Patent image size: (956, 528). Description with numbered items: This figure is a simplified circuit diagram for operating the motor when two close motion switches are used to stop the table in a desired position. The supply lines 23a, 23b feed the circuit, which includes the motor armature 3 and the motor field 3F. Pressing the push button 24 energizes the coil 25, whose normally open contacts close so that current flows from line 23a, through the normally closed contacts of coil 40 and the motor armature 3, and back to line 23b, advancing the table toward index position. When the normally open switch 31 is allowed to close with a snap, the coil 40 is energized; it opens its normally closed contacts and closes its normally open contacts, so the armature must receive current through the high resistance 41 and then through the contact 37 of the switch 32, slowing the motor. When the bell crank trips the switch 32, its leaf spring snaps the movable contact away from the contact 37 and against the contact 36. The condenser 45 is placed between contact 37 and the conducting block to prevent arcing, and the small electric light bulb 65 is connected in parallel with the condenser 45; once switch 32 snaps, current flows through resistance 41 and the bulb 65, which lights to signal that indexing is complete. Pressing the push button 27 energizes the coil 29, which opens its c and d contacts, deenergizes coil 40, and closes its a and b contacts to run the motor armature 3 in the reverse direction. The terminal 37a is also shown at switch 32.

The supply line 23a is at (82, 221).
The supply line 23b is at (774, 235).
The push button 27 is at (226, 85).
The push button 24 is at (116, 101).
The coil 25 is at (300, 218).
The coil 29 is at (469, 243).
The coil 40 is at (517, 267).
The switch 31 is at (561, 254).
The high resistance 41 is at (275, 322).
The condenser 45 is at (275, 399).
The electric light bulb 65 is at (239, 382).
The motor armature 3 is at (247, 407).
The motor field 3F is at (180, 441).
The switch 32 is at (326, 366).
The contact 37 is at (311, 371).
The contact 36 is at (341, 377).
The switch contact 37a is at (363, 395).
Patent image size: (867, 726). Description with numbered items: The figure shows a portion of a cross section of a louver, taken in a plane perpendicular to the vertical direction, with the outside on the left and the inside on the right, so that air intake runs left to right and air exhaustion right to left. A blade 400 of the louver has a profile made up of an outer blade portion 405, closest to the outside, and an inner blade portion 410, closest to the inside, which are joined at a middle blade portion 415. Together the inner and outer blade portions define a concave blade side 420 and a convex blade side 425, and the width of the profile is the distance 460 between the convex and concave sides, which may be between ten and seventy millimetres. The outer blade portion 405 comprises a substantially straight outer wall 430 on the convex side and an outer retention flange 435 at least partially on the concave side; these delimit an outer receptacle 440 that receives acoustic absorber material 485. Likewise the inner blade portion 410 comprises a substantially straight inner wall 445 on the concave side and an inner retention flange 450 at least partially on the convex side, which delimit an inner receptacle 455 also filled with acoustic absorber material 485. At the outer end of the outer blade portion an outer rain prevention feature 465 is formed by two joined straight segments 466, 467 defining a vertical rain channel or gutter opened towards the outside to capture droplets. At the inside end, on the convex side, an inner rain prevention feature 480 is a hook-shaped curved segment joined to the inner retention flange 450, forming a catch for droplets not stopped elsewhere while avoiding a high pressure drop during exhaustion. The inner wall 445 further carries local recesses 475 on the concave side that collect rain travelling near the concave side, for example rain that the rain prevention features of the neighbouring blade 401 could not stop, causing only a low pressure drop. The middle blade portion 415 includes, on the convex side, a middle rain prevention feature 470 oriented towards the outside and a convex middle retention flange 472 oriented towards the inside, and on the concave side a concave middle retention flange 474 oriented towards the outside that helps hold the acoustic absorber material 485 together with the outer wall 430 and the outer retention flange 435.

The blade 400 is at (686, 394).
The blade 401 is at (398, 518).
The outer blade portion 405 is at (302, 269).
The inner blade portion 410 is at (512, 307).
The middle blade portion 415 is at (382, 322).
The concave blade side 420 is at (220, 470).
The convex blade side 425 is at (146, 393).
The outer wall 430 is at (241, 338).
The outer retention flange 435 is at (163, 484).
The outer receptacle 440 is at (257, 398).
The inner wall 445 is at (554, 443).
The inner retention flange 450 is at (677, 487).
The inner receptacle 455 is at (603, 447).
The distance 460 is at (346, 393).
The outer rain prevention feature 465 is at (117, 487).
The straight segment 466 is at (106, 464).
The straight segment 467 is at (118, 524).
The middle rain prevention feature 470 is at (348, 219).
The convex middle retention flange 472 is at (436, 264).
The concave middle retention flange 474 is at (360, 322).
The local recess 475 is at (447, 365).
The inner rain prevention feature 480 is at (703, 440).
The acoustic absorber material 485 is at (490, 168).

★ ★ ★ ★

Given exercise:
Lay out the stretch of the listing from its start through the line containing "The switch contact 37a is at (363, 395)." as a numbered list, leaving out blank lines.

Full output:
1. Patent image size: (956, 528). Description with numbered items: This figure is a simplified circuit diagram for operating the motor when two close motion switches are used to stop the table in a desired position. The supply lines 23a, 23b feed the circuit, which includes the motor armature 3 and the motor field 3F. Pressing the push button 24 energizes the coil 25, whose normally open contacts close so that current flows from line 23a, through the normally closed contacts of coil 40 and the motor armature 3, and back to line 23b, advancing the table toward index position. When the normally open switch 31 is allowed to close with a snap, the coil 40 is energized; it opens its normally closed contacts and closes its normally open contacts, so the armature must receive current through the high resistance 41 and then through the contact 37 of the switch 32, slowing the motor. When the bell crank trips the switch 32, its leaf spring snaps the movable contact away from the contact 37 and against the contact 36. The condenser 45 is placed between contact 37 and the conducting block to prevent arcing, and the small electric light bulb 65 is connected in parallel with the condenser 45; once switch 32 snaps, current flows through resistance 41 and the bulb 65, which lights to signal that indexing is complete. Pressing the push button 27 energizes the coil 29, which opens its c and d contacts, deenergizes coil 40, and closes its a and b contacts to run the motor armature 3 in the reverse direction. The terminal 37a is also shown at switch 32.
2. The supply line 23a is at (82, 221).
3. The supply line 23b is at (774, 235).
4. The push button 27 is at (226, 85).
5. The push button 24 is at (116, 101).
6. The coil 25 is at (300, 218).
7. The coil 29 is at (469, 243).
8. The coil 40 is at (517, 267).
9. The switch 31 is at (561, 254).
10. The high resistance 41 is at (275, 322).
11. The condenser 45 is at (275, 399).
12. The electric light bulb 65 is at (239, 382).
13. The motor armature 3 is at (247, 407).
14. The motor field 3F is at (180, 441).
15. The switch 32 is at (326, 366).
16. The contact 37 is at (311, 371).
17. The contact 36 is at (341, 377).
18. The switch contact 37a is at (363, 395).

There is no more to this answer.